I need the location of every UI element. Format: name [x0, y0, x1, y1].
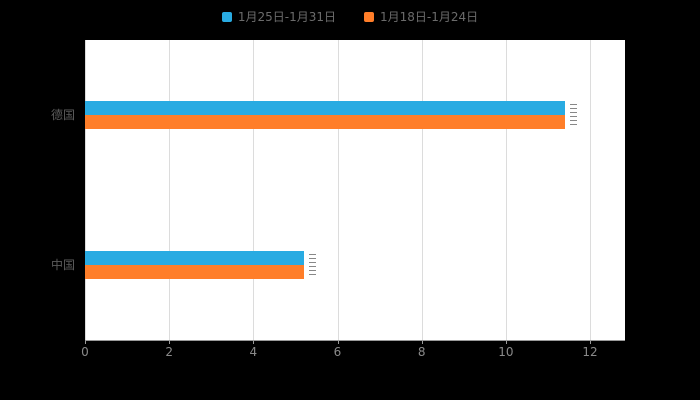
bar-blue-cat0 — [85, 101, 565, 115]
gridline-x-10 — [505, 40, 507, 340]
legend-label-week1: 1月18日-1月24日 — [380, 10, 479, 24]
legend-label-week2: 1月25日-1月31日 — [237, 10, 336, 24]
x-tick-label-8: 8 — [417, 345, 426, 359]
gridline-x-0 — [85, 40, 86, 340]
gridline-x-6 — [337, 40, 339, 340]
gridline-x-2 — [169, 40, 171, 340]
category-label-0: 德国 — [50, 108, 75, 122]
bar-blue-cat1 — [85, 251, 304, 265]
x-tick-label-12: 12 — [582, 345, 598, 359]
bar-value-marks-cat1 — [308, 254, 316, 276]
gridline-x-12 — [590, 40, 591, 340]
legend-item-week1[interactable]: 1月18日-1月24日 — [364, 8, 478, 25]
x-tick-mark-8 — [421, 340, 423, 344]
x-tick-label-2: 2 — [165, 345, 173, 359]
gridline-x-8 — [421, 40, 423, 340]
plot-area — [85, 40, 625, 341]
x-tick-mark-12 — [590, 340, 591, 344]
legend-swatch-orange-icon — [364, 11, 374, 22]
bar-value-marks-cat0 — [569, 104, 577, 126]
x-tick-label-6: 6 — [333, 345, 342, 359]
legend-item-week2[interactable]: 1月25日-1月31日 — [221, 8, 336, 25]
legend: 1月25日-1月31日 1月18日-1月24日 — [0, 8, 700, 25]
x-tick-mark-10 — [505, 340, 507, 344]
x-tick-mark-0 — [85, 340, 86, 344]
gridline-x-4 — [253, 40, 255, 340]
x-tick-mark-2 — [169, 340, 171, 344]
category-label-1: 中国 — [50, 258, 75, 272]
bar-orange-cat0 — [85, 115, 565, 129]
x-tick-label-4: 4 — [249, 345, 258, 359]
x-tick-mark-6 — [337, 340, 339, 344]
legend-swatch-blue-icon — [221, 11, 232, 22]
x-tick-label-10: 10 — [498, 345, 514, 359]
x-tick-label-0: 0 — [81, 345, 89, 359]
bar-orange-cat1 — [85, 265, 304, 279]
x-tick-mark-4 — [253, 340, 255, 344]
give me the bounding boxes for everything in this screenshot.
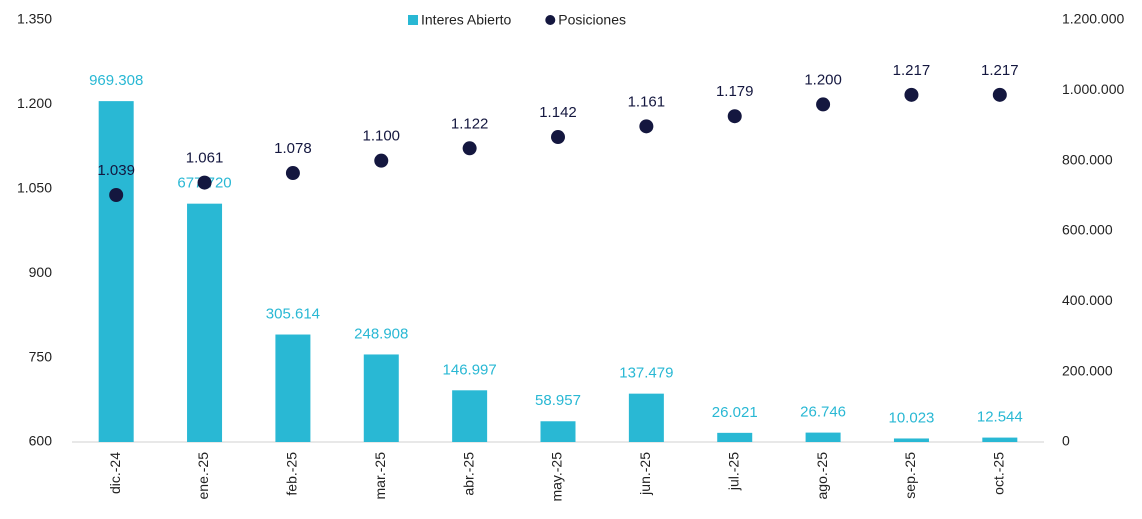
- point-value-label: 1.078: [274, 140, 312, 157]
- point-value-label: 1.122: [451, 115, 489, 132]
- bar: [628, 393, 664, 442]
- x-tick-label: ago.-25: [814, 452, 830, 500]
- x-tick-label: feb.-25: [284, 452, 300, 496]
- bar-value-label: 12.544: [977, 409, 1023, 426]
- legend-swatch: [408, 15, 418, 25]
- point: [109, 187, 124, 202]
- bar: [275, 334, 311, 442]
- point-value-label: 1.100: [362, 128, 400, 145]
- x-tick-label: jun.-25: [637, 452, 653, 496]
- point: [727, 109, 742, 124]
- x-tick-label: sep.-25: [902, 452, 918, 499]
- legend-label: Posiciones: [558, 12, 626, 28]
- bar: [982, 437, 1018, 442]
- x-tick-label: jul.-25: [725, 452, 741, 491]
- point: [374, 153, 389, 168]
- y-tick-label: 1.350: [17, 11, 52, 27]
- bar-value-label: 137.479: [619, 365, 673, 382]
- point: [816, 97, 831, 112]
- y2-tick-label: 600.000: [1062, 222, 1113, 238]
- bar-value-label: 10.023: [889, 409, 935, 426]
- x-tick-label: may.-25: [549, 452, 565, 502]
- bar: [363, 354, 399, 442]
- bar: [98, 101, 134, 443]
- y-tick-label: 1.050: [17, 180, 52, 196]
- bar-value-label: 26.746: [800, 404, 846, 421]
- bar-value-label: 146.997: [443, 361, 497, 378]
- y-tick-label: 1.200: [17, 95, 52, 111]
- y2-tick-label: 400.000: [1062, 292, 1113, 308]
- point-value-label: 1.061: [186, 150, 224, 167]
- point: [285, 166, 300, 181]
- x-tick-label: abr.-25: [460, 452, 476, 496]
- legend-label: Interes Abierto: [421, 12, 511, 28]
- y2-tick-label: 200.000: [1062, 362, 1113, 378]
- bar-value-label: 248.908: [354, 325, 408, 342]
- y-tick-label: 900: [29, 264, 53, 280]
- bar-value-label: 305.614: [266, 305, 320, 322]
- bar-value-label: 26.021: [712, 404, 758, 421]
- point: [639, 119, 654, 134]
- x-tick-label: dic.-24: [107, 452, 123, 494]
- x-tick-label: mar.-25: [372, 452, 388, 500]
- bar: [187, 203, 223, 442]
- y2-tick-label: 1.200.000: [1062, 11, 1124, 27]
- point: [904, 87, 919, 102]
- point-value-label: 1.039: [97, 162, 135, 179]
- point: [197, 175, 212, 190]
- point-value-label: 1.142: [539, 104, 577, 121]
- point-value-label: 1.217: [893, 62, 931, 79]
- point-value-label: 1.161: [628, 93, 666, 110]
- point-value-label: 1.200: [804, 71, 842, 88]
- y-tick-label: 600: [29, 433, 53, 449]
- x-tick-label: oct.-25: [991, 452, 1007, 495]
- y2-tick-label: 0: [1062, 433, 1070, 449]
- point: [462, 141, 477, 156]
- bar: [717, 432, 753, 442]
- y-tick-label: 750: [29, 348, 53, 364]
- x-tick-label: ene.-25: [195, 452, 211, 500]
- bar-value-label: 969.308: [89, 72, 143, 89]
- bar: [805, 432, 841, 442]
- point: [551, 130, 565, 145]
- bar: [540, 421, 576, 442]
- y2-tick-label: 1.000.000: [1062, 81, 1124, 97]
- bar: [452, 390, 488, 442]
- point: [992, 87, 1007, 102]
- point-value-label: 1.179: [716, 83, 754, 100]
- legend-swatch: [545, 15, 556, 25]
- y2-tick-label: 800.000: [1062, 151, 1113, 167]
- point-value-label: 1.217: [981, 62, 1019, 79]
- bar: [893, 438, 929, 442]
- bar-value-label: 58.957: [535, 392, 581, 409]
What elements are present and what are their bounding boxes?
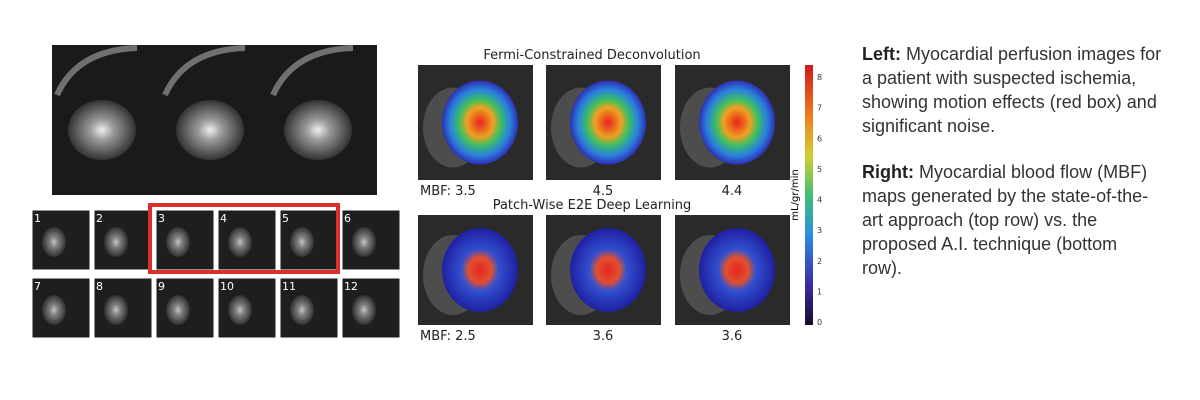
frame-number: 3 [158,212,165,225]
mbf-map [442,228,518,312]
frame-number: 2 [96,212,103,225]
caption-heading: Left: [862,44,901,64]
mbf-label: 4.4 [722,184,743,199]
motion-box [148,203,340,274]
caption-paragraph: Right: Myocardial blood flow (MBF) maps … [862,160,1162,280]
caption-text: Myocardial perfusion images for a patien… [862,44,1162,136]
row-title: Patch-Wise E2E Deep Learning [493,198,692,213]
frame-heart [42,295,66,325]
perfusion-images: 1 2 3 4 5 67 8 9 10 11 12 [31,45,401,339]
mbf-map [570,80,646,165]
frame-number: 1 [34,212,41,225]
mbf-label: MBF: 3.5 [420,184,476,199]
mbf-label: 4.5 [593,184,614,199]
frame-number: 4 [220,212,227,225]
colorbar-label: mL/gr/min [790,169,801,220]
colorbar-tick: 7 [817,104,822,113]
heart [68,100,136,160]
frame-number: 8 [96,280,103,293]
colorbar-tick: 5 [817,165,822,174]
caption-text: Myocardial blood flow (MBF) maps generat… [862,162,1149,278]
frame-number: 10 [220,280,234,293]
colorbar-tick: 6 [817,134,822,143]
frame-number: 9 [158,280,165,293]
frame-heart [166,295,190,325]
colorbar-tick: 4 [817,196,822,205]
frame-heart [290,295,314,325]
frame-heart [352,295,376,325]
caption-paragraph: Left: Myocardial perfusion images for a … [862,42,1162,138]
mbf-maps: Fermi-Constrained Deconvolution MBF: 3.5 4… [418,48,790,344]
mbf-map [699,80,775,165]
chest-wall [162,45,246,97]
colorbar [805,65,813,325]
frame-heart [104,227,128,257]
frame-heart [42,227,66,257]
frame-number: 12 [344,280,358,293]
frame-heart [166,227,190,257]
heart [176,100,244,160]
mbf-label: MBF: 2.5 [420,329,476,344]
chest-wall [54,45,138,97]
mbf-map [442,80,518,165]
frame-number: 11 [282,280,296,293]
colorbar-tick: 0 [817,318,822,327]
colorbar-tick: 2 [817,257,822,266]
frame-heart [104,295,128,325]
heart [284,100,352,160]
colorbar-tick: 8 [817,73,822,82]
frame-number: 6 [344,212,351,225]
row-title: Fermi-Constrained Deconvolution [483,48,700,63]
frame-heart [228,227,252,257]
frame-heart [228,295,252,325]
caption: Left: Myocardial perfusion images for a … [862,42,1162,302]
chest-wall [270,45,354,97]
frame-heart [352,227,376,257]
frame [31,209,91,271]
mbf-label: 3.6 [593,329,614,344]
frame-heart [290,227,314,257]
mbf-map [699,228,775,312]
colorbar-tick: 1 [817,287,822,296]
colorbar-tick: 3 [817,226,822,235]
caption-heading: Right: [862,162,914,182]
figure: 1 2 3 4 5 67 8 9 10 11 12 Fermi-Constrained Deconv… [31,45,822,344]
mbf-map [570,228,646,312]
frame-number: 7 [34,280,41,293]
mbf-label: 3.6 [722,329,743,344]
frame-number: 5 [282,212,289,225]
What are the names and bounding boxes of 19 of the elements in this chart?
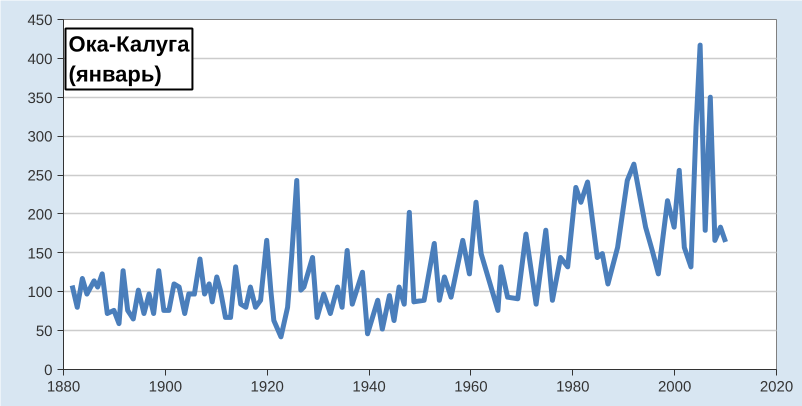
y-tick-label: 200: [27, 206, 53, 224]
y-tick-label: 450: [27, 12, 53, 29]
text: Ока-Калуга (январь): [68, 32, 190, 86]
y-tick-label: 400: [27, 50, 53, 68]
y-tick-label: 150: [27, 245, 53, 262]
x-tick-label: 1900: [148, 378, 182, 396]
x-tick-label: 1960: [454, 378, 488, 396]
x-tick-label: 1980: [556, 378, 590, 396]
x-tick-label: 1940: [352, 378, 386, 396]
y-tick-label: 350: [27, 90, 53, 107]
x-tick-label: 2020: [760, 378, 794, 396]
x-tick-label: 1920: [250, 378, 284, 396]
y-tick-label: 250: [27, 168, 53, 185]
y-tick-label: 0: [44, 362, 52, 379]
y-tick-label: 100: [27, 284, 53, 302]
y-tick-label: 50: [36, 323, 53, 340]
y-tick-label: 300: [27, 128, 53, 146]
x-tick-label: 2000: [658, 378, 692, 396]
x-tick-label: 1880: [46, 378, 80, 396]
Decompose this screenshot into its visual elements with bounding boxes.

====

* Short task
Reproduce verbatim everything in the records above from the line containing "y-tick-label: 200: [27, 206, 53, 224]" down to the line containing "x-tick-label: 2020: [760, 378, 794, 396]", both included.

* Final answer
y-tick-label: 200: [27, 206, 53, 224]
y-tick-label: 450: [27, 12, 53, 29]
text: Ока-Калуга (январь): [68, 32, 190, 86]
y-tick-label: 400: [27, 50, 53, 68]
y-tick-label: 150: [27, 245, 53, 262]
x-tick-label: 1900: [148, 378, 182, 396]
x-tick-label: 1960: [454, 378, 488, 396]
x-tick-label: 1980: [556, 378, 590, 396]
x-tick-label: 1940: [352, 378, 386, 396]
y-tick-label: 350: [27, 90, 53, 107]
x-tick-label: 2020: [760, 378, 794, 396]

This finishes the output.